* Short exercise: Write every line out verbatim and omit the pictures.

* Supplied material:
================

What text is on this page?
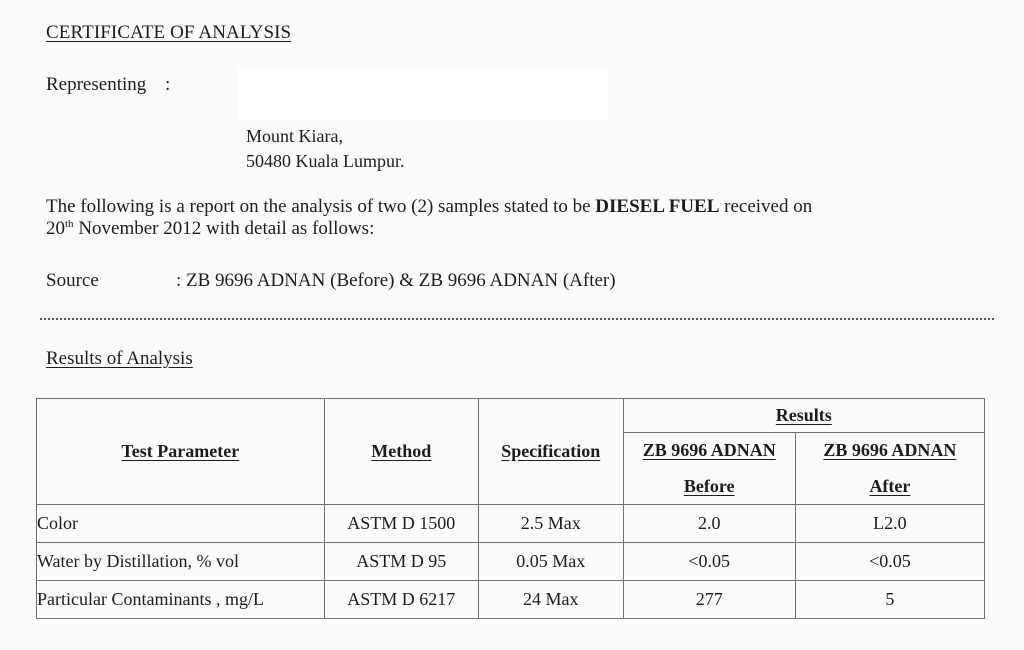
CERTIFICATE OF ANALYSIS
Representing :
Mount Kiara,
50480 Kuala Lumpur.
The following is a report on the analysis of two (2) samples stated to be DIESEL FUEL received on
20th November 2012 with detail as follows:
Source	: ZB 9696 ADNAN (Before) & ZB 9696 ADNAN (After)
Results of Analysis
Test Parameter	Method	Specification	Results	
			ZB 9696 ADNAN	ZB 9696 ADNAN
			Before	After
Color	ASTM D 1500	2.5 Max	2.0	L2.0
Water by Distillation, % vol	ASTM D 95	0.05 Max	<0.05	<0.05
Particular Contaminants , mg/L	ASTM D 6217	24 Max	277	5
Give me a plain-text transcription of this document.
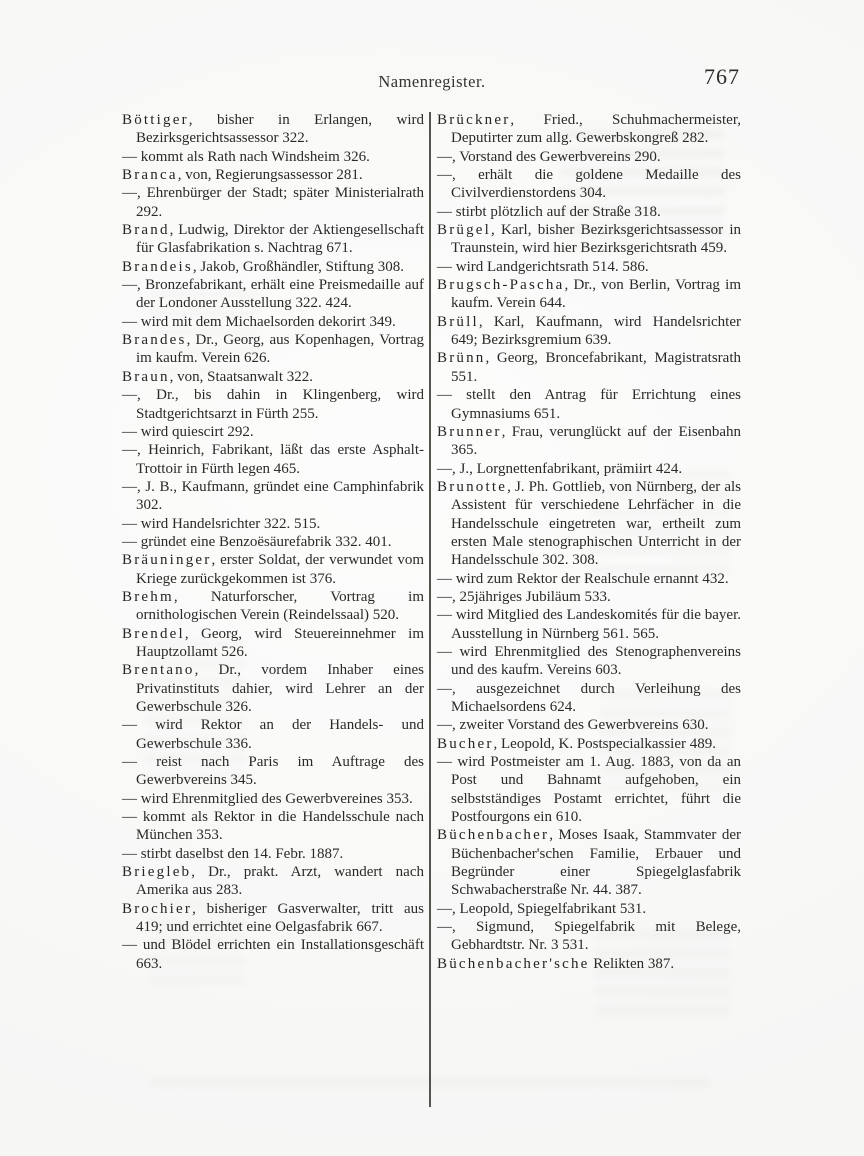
Namenregister.	767

Böttiger, bisher in Erlangen, wird Bezirksgerichtsassessor 322.

— kommt als Rath nach Windsheim 326.

Branca, von, Regierungsassessor 281.

—, Ehrenbürger der Stadt; später Ministerialrath 292.

Brand, Ludwig, Direktor der Aktiengesellschaft für Glasfabrikation s. Nachtrag 671.

Brandeis, Jakob, Großhändler, Stiftung 308.

—, Bronzefabrikant, erhält eine Preismedaille auf der Londoner Ausstellung 322. 424.

— wird mit dem Michaelsorden dekorirt 349.

Brandes, Dr., Georg, aus Kopenhagen, Vortrag im kaufm. Verein 626.

Braun, von, Staatsanwalt 322.

—, Dr., bis dahin in Klingenberg, wird Stadtgerichtsarzt in Fürth 255.

— wird quiescirt 292.

—, Heinrich, Fabrikant, läßt das erste Asphalt-Trottoir in Fürth legen 465.

—, J. B., Kaufmann, gründet eine Camphinfabrik 302.

— wird Handelsrichter 322. 515.

— gründet eine Benzoësäurefabrik 332. 401.

Bräuninger, erster Soldat, der verwundet vom Kriege zurückgekommen ist 376.

Brehm, Naturforscher, Vortrag im ornithologischen Verein (Reindelssaal) 520.

Brendel, Georg, wird Steuereinnehmer im Hauptzollamt 526.

Brentano, Dr., vordem Inhaber eines Privatinstituts dahier, wird Lehrer an der Gewerbschule 326.

— wird Rektor an der Handels- und Gewerbschule 336.

— reist nach Paris im Auftrage des Gewerbvereins 345.

— wird Ehrenmitglied des Gewerbvereines 353.

— kommt als Rektor in die Handelsschule nach München 353.

— stirbt daselbst den 14. Febr. 1887.

Briegleb, Dr., prakt. Arzt, wandert nach Amerika aus 283.

Brochier, bisheriger Gasverwalter, tritt aus 419; und errichtet eine Oelgasfabrik 667.

— und Blödel errichten ein Installationsgeschäft 663.

Brückner, Fried., Schuhmachermeister, Deputirter zum allg. Gewerbskongreß 282.

—, Vorstand des Gewerbvereins 290.

—, erhält die goldene Medaille des Civilverdienstordens 304.

— stirbt plötzlich auf der Straße 318.

Brügel, Karl, bisher Bezirksgerichtsassessor in Traunstein, wird hier Bezirksgerichtsrath 459.

— wird Landgerichtsrath 514. 586.

Brugsch-Pascha, Dr., von Berlin, Vortrag im kaufm. Verein 644.

Brüll, Karl, Kaufmann, wird Handelsrichter 649; Bezirksgremium 639.

Brünn, Georg, Broncefabrikant, Magistratsrath 551.

— stellt den Antrag für Errichtung eines Gymnasiums 651.

Brunner, Frau, verunglückt auf der Eisenbahn 365.

—, J., Lorgnettenfabrikant, prämiirt 424.

Brunotte, J. Ph. Gottlieb, von Nürnberg, der als Assistent für verschiedene Lehrfächer in die Handelsschule eingetreten war, ertheilt zum ersten Male stenographischen Unterricht in der Handelsschule 302. 308.

— wird zum Rektor der Realschule ernannt 432.

—, 25jähriges Jubiläum 533.

— wird Mitglied des Landeskomités für die bayer. Ausstellung in Nürnberg 561. 565.

— wird Ehrenmitglied des Stenographenvereins und des kaufm. Vereins 603.

—, ausgezeichnet durch Verleihung des Michaelsordens 624.

—, zweiter Vorstand des Gewerbvereins 630.

Bucher, Leopold, K. Postspecialkassier 489.

— wird Postmeister am 1. Aug. 1883, von da an Post und Bahnamt aufgehoben, ein selbstständiges Postamt errichtet, führt die Postfourgons ein 610.

Büchenbacher, Moses Isaak, Stammvater der Büchenbacher'schen Familie, Erbauer und Begründer einer Spiegelglasfabrik Schwabacherstraße Nr. 44. 387.

—, Leopold, Spiegelfabrikant 531.

—, Sigmund, Spiegelfabrik mit Belege, Gebhardtstr. Nr. 3 531.

Büchenbacher'sche Relikten 387.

================

* Exercise result:
What text is on this page?
CERTIFICATE OF ANALYSIS
Representing :
Mount Kiara,
50480 Kuala Lumpur.
The following is a report on the analysis of two (2) samples stated to be DIESEL FUEL received on
20th November 2012 with detail as follows:
Source	: ZB 9696 ADNAN (Before) & ZB 9696 ADNAN (After)
Results of Analysis
Test Parameter	Method	Specification	Results	
			ZB 9696 ADNAN	ZB 9696 ADNAN
			Before	After
Color	ASTM D 1500	2.5 Max	2.0	L2.0
Water by Distillation, % vol	ASTM D 95	0.05 Max	<0.05	<0.05
Particular Contaminants , mg/L	ASTM D 6217	24 Max	277	5
Give me a plain-text transcription of this document.
Namenregister.	767

Böttiger, bisher in Erlangen, wird Bezirksgerichtsassessor 322.

— kommt als Rath nach Windsheim 326.

Branca, von, Regierungsassessor 281.

—, Ehrenbürger der Stadt; später Ministerialrath 292.

Brand, Ludwig, Direktor der Aktiengesellschaft für Glasfabrikation s. Nachtrag 671.

Brandeis, Jakob, Großhändler, Stiftung 308.

—, Bronzefabrikant, erhält eine Preismedaille auf der Londoner Ausstellung 322. 424.

— wird mit dem Michaelsorden dekorirt 349.

Brandes, Dr., Georg, aus Kopenhagen, Vortrag im kaufm. Verein 626.

Braun, von, Staatsanwalt 322.

—, Dr., bis dahin in Klingenberg, wird Stadtgerichtsarzt in Fürth 255.

— wird quiescirt 292.

—, Heinrich, Fabrikant, läßt das erste Asphalt-Trottoir in Fürth legen 465.

—, J. B., Kaufmann, gründet eine Camphinfabrik 302.

— wird Handelsrichter 322. 515.

— gründet eine Benzoësäurefabrik 332. 401.

Bräuninger, erster Soldat, der verwundet vom Kriege zurückgekommen ist 376.

Brehm, Naturforscher, Vortrag im ornithologischen Verein (Reindelssaal) 520.

Brendel, Georg, wird Steuereinnehmer im Hauptzollamt 526.

Brentano, Dr., vordem Inhaber eines Privatinstituts dahier, wird Lehrer an der Gewerbschule 326.

— wird Rektor an der Handels- und Gewerbschule 336.

— reist nach Paris im Auftrage des Gewerbvereins 345.

— wird Ehrenmitglied des Gewerbvereines 353.

— kommt als Rektor in die Handelsschule nach München 353.

— stirbt daselbst den 14. Febr. 1887.

Briegleb, Dr., prakt. Arzt, wandert nach Amerika aus 283.

Brochier, bisheriger Gasverwalter, tritt aus 419; und errichtet eine Oelgasfabrik 667.

— und Blödel errichten ein Installationsgeschäft 663.

Brückner, Fried., Schuhmachermeister, Deputirter zum allg. Gewerbskongreß 282.

—, Vorstand des Gewerbvereins 290.

—, erhält die goldene Medaille des Civilverdienstordens 304.

— stirbt plötzlich auf der Straße 318.

Brügel, Karl, bisher Bezirksgerichtsassessor in Traunstein, wird hier Bezirksgerichtsrath 459.

— wird Landgerichtsrath 514. 586.

Brugsch-Pascha, Dr., von Berlin, Vortrag im kaufm. Verein 644.

Brüll, Karl, Kaufmann, wird Handelsrichter 649; Bezirksgremium 639.

Brünn, Georg, Broncefabrikant, Magistratsrath 551.

— stellt den Antrag für Errichtung eines Gymnasiums 651.

Brunner, Frau, verunglückt auf der Eisenbahn 365.

—, J., Lorgnettenfabrikant, prämiirt 424.

Brunotte, J. Ph. Gottlieb, von Nürnberg, der als Assistent für verschiedene Lehrfächer in die Handelsschule eingetreten war, ertheilt zum ersten Male stenographischen Unterricht in der Handelsschule 302. 308.

— wird zum Rektor der Realschule ernannt 432.

—, 25jähriges Jubiläum 533.

— wird Mitglied des Landeskomités für die bayer. Ausstellung in Nürnberg 561. 565.

— wird Ehrenmitglied des Stenographenvereins und des kaufm. Vereins 603.

—, ausgezeichnet durch Verleihung des Michaelsordens 624.

—, zweiter Vorstand des Gewerbvereins 630.

Bucher, Leopold, K. Postspecialkassier 489.

— wird Postmeister am 1. Aug. 1883, von da an Post und Bahnamt aufgehoben, ein selbstständiges Postamt errichtet, führt die Postfourgons ein 610.

Büchenbacher, Moses Isaak, Stammvater der Büchenbacher'schen Familie, Erbauer und Begründer einer Spiegelglasfabrik Schwabacherstraße Nr. 44. 387.

—, Leopold, Spiegelfabrikant 531.

—, Sigmund, Spiegelfabrik mit Belege, Gebhardtstr. Nr. 3 531.

Büchenbacher'sche Relikten 387.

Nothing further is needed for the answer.